| Work to be completed |
Pull out every line in the data that has the string "chap" in it.

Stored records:
* * * * *

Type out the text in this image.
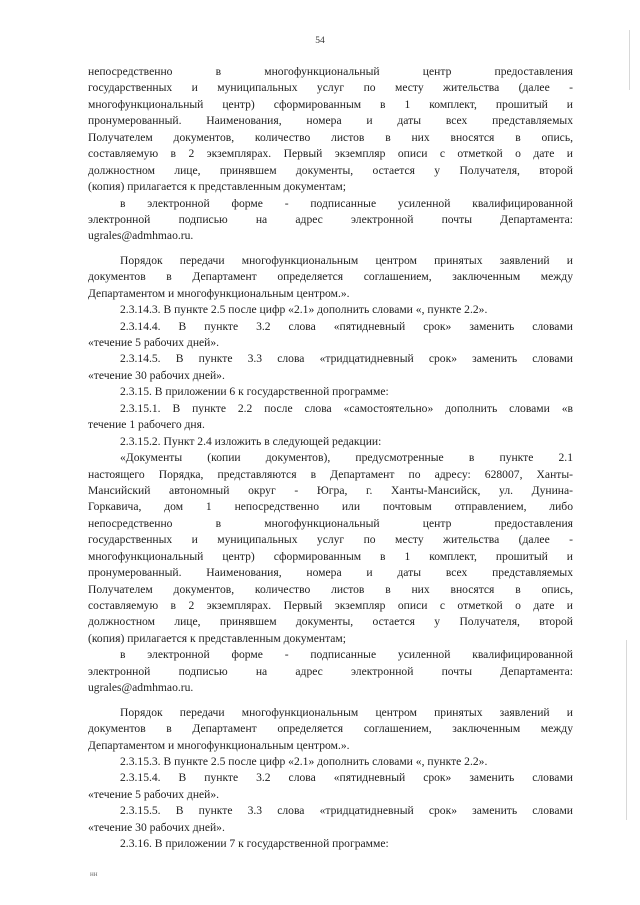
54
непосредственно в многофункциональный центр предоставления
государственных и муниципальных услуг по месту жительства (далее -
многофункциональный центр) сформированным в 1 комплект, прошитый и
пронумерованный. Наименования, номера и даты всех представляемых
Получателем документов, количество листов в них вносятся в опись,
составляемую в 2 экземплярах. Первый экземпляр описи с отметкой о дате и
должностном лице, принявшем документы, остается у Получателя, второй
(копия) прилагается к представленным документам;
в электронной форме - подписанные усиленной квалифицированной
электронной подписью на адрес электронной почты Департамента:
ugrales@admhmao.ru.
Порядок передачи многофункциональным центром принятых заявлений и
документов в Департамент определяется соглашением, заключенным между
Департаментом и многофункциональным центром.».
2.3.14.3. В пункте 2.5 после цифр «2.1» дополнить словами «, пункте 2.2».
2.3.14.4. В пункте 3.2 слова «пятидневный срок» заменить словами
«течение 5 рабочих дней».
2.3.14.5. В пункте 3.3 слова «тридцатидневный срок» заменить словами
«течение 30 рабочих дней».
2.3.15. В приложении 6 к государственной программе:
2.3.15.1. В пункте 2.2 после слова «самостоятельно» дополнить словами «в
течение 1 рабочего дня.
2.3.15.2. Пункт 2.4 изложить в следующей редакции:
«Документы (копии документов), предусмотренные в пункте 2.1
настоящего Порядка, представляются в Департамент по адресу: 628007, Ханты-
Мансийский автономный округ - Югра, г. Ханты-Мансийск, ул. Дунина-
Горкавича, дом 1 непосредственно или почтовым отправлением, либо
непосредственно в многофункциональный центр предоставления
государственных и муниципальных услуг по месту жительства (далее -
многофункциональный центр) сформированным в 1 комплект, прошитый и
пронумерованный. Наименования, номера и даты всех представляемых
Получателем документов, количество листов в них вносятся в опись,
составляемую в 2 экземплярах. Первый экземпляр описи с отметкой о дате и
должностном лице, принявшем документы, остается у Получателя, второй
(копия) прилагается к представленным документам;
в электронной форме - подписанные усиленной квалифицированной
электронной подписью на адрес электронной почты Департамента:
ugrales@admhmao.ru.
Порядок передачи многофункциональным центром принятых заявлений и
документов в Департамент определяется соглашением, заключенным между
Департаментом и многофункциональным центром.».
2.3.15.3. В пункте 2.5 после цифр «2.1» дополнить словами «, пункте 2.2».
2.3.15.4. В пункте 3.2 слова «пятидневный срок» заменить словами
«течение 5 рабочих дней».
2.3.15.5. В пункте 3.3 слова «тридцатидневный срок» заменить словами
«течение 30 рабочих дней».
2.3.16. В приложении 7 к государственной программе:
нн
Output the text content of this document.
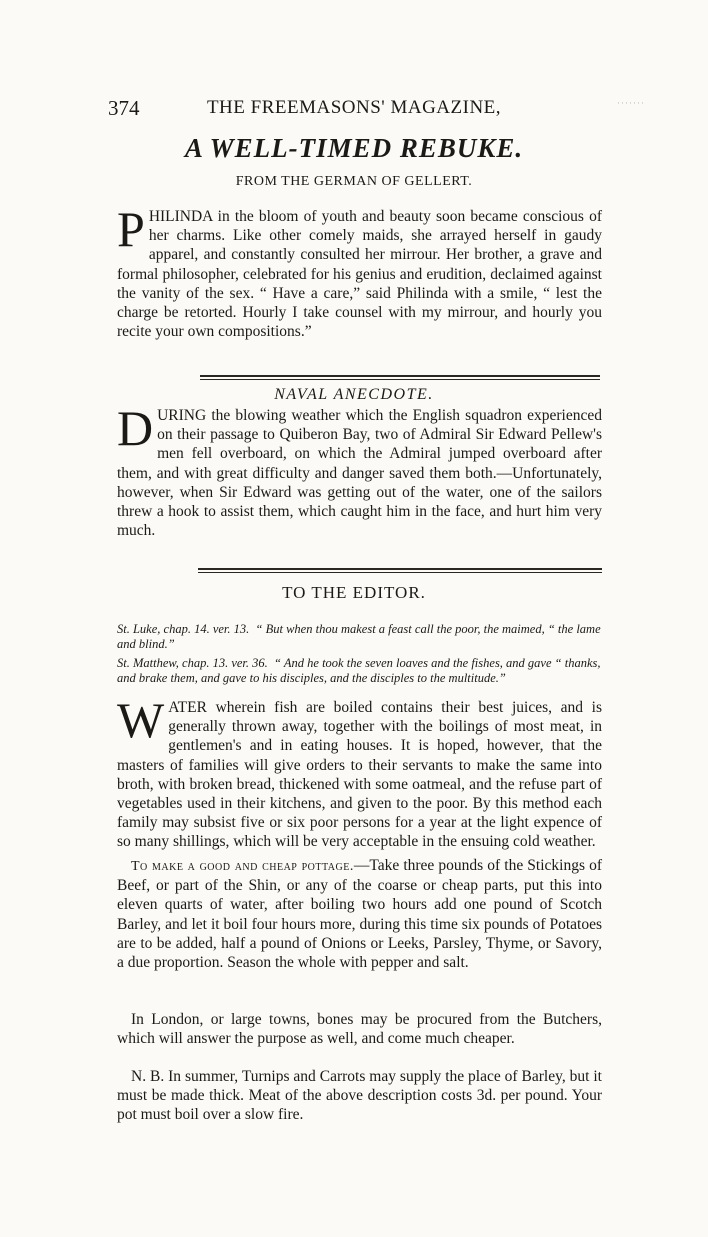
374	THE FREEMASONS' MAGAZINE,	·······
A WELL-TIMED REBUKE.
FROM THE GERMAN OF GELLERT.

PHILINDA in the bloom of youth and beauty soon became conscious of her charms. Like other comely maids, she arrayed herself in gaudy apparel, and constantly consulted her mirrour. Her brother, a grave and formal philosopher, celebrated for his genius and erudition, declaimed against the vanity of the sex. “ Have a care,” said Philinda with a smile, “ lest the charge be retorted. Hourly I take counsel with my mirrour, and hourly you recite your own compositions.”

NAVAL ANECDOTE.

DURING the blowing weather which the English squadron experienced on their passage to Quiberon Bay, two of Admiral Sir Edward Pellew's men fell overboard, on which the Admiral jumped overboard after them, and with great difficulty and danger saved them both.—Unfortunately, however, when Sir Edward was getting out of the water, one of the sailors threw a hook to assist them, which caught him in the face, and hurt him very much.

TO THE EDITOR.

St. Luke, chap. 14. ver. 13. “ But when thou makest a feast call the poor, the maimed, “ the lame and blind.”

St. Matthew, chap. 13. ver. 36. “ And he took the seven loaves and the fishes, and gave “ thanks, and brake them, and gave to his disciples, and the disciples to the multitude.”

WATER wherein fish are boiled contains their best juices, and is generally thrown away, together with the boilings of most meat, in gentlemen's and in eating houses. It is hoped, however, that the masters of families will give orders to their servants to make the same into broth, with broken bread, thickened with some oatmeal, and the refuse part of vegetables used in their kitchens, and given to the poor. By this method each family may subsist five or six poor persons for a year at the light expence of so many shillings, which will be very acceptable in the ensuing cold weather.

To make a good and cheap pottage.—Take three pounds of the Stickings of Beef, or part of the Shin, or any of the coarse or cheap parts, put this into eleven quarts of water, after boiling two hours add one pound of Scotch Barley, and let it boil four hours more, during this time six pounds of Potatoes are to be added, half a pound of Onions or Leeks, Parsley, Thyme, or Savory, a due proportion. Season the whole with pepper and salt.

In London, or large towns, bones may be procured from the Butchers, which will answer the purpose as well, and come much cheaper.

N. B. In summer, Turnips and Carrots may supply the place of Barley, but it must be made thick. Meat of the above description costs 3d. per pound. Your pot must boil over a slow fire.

* * * * *

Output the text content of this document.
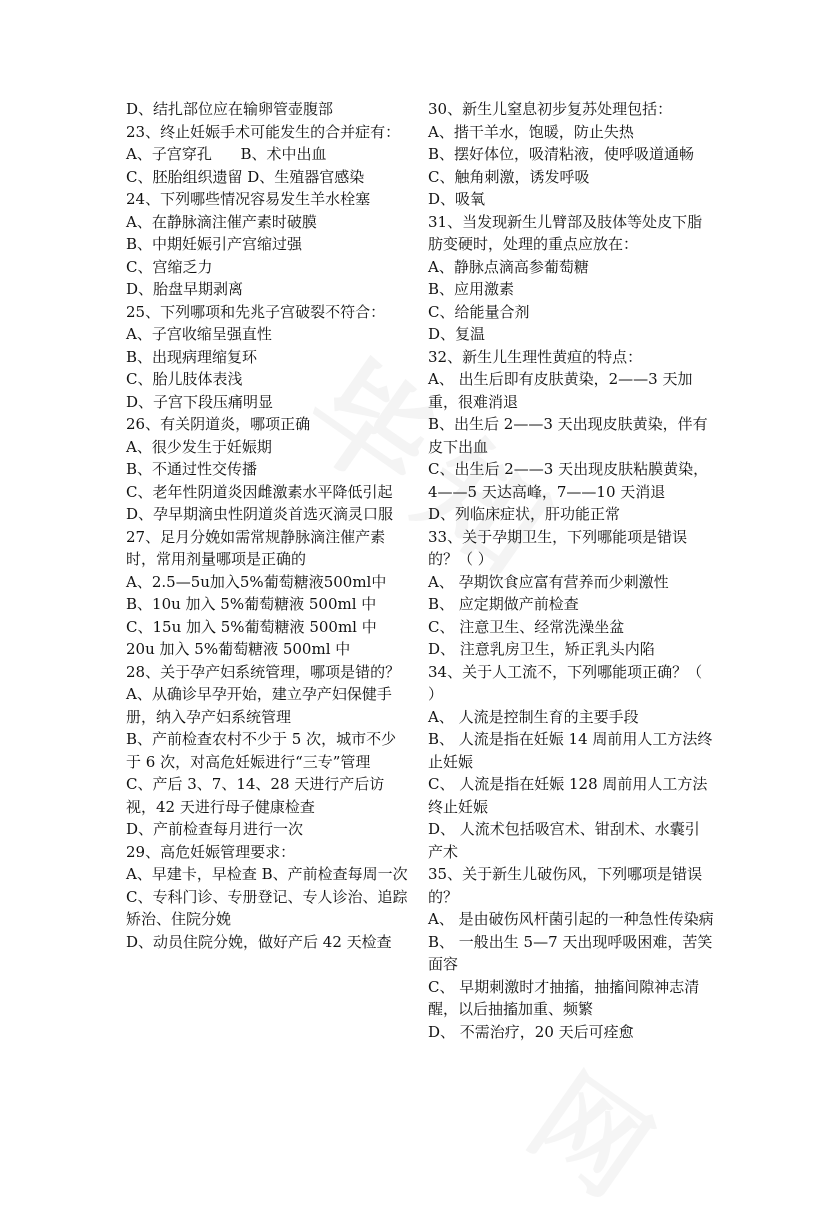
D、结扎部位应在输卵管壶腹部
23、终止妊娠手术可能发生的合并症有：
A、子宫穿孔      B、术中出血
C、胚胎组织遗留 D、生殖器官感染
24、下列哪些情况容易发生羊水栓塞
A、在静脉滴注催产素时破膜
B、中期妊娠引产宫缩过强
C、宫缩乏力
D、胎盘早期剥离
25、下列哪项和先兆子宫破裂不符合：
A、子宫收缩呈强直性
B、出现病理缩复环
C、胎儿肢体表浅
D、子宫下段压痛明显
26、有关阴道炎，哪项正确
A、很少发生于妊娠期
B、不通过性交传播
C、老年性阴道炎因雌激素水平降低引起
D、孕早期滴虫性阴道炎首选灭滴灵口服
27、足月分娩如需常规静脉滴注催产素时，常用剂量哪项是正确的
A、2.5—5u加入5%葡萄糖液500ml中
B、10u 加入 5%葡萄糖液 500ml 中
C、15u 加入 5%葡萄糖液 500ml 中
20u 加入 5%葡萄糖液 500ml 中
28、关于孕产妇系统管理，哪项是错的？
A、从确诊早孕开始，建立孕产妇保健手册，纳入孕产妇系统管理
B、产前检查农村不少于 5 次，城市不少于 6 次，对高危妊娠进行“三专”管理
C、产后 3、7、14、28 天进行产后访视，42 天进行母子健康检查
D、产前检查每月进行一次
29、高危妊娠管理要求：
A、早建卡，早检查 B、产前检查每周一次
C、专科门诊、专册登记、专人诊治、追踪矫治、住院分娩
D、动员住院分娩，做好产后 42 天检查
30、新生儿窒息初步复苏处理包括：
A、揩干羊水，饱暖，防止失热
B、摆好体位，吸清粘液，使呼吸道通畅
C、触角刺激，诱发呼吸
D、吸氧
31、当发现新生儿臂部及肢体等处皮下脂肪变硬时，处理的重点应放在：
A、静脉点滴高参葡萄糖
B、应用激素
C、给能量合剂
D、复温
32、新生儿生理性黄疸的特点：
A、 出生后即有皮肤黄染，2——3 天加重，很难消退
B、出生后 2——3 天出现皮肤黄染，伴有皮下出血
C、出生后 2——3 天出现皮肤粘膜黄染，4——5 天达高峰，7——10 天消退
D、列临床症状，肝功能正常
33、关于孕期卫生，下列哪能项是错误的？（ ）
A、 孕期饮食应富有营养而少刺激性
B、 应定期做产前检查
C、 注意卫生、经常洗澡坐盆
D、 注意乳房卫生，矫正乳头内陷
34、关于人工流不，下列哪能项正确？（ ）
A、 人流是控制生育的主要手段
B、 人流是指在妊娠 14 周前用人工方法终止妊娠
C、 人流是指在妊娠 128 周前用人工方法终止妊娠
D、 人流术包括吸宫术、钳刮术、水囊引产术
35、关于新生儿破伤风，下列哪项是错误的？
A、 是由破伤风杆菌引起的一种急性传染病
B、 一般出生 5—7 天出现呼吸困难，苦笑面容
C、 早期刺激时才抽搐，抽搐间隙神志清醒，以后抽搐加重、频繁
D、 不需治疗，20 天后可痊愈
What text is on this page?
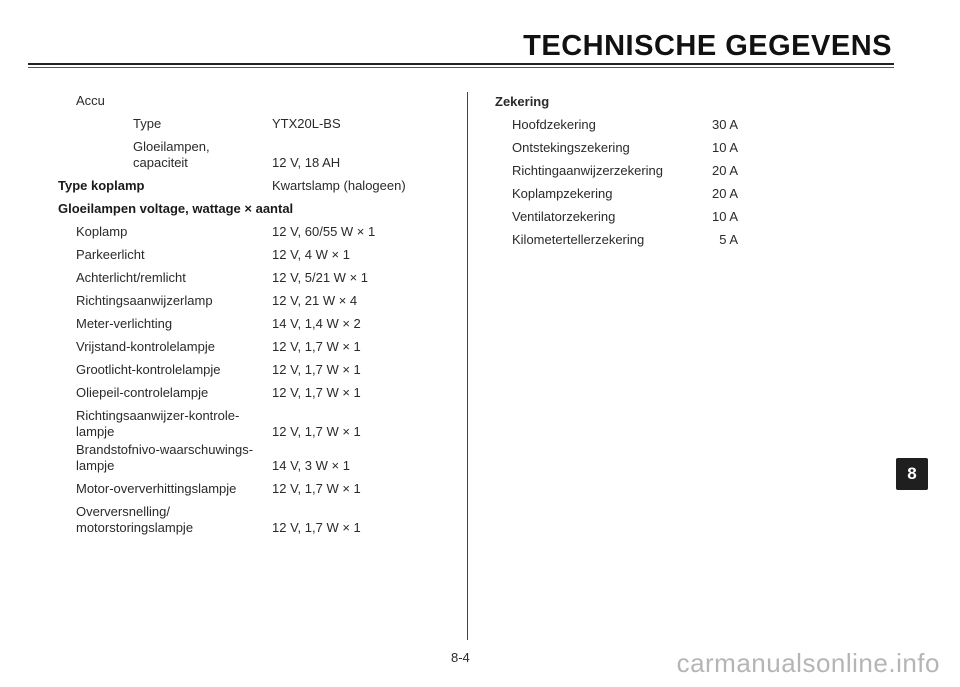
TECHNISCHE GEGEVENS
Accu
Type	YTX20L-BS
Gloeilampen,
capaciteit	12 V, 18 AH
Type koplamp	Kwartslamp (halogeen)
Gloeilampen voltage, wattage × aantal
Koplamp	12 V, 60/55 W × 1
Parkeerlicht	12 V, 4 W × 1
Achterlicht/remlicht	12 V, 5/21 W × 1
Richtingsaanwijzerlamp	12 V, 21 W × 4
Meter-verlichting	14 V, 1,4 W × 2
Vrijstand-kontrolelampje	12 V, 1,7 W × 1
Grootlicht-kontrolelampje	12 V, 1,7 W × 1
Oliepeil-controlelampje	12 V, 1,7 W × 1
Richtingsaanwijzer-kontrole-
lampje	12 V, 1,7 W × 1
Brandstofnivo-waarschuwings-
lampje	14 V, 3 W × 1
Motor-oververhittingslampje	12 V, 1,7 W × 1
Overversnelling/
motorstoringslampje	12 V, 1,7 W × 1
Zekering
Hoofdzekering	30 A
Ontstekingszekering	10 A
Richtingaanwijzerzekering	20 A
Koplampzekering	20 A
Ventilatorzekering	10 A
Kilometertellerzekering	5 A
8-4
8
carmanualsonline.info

* * * * *

| Solution to the exercise |
St. Luke, chap. 14. ver. 13. “ But when thou makest a feast call the poor, the maimed, “ the lame and blind.”
St. Matthew, chap. 13. ver. 36. “ And he took the seven loaves and the fishes, and gave “ thanks, and brake them, and gave to his disciples, and the disciples to the multitude.”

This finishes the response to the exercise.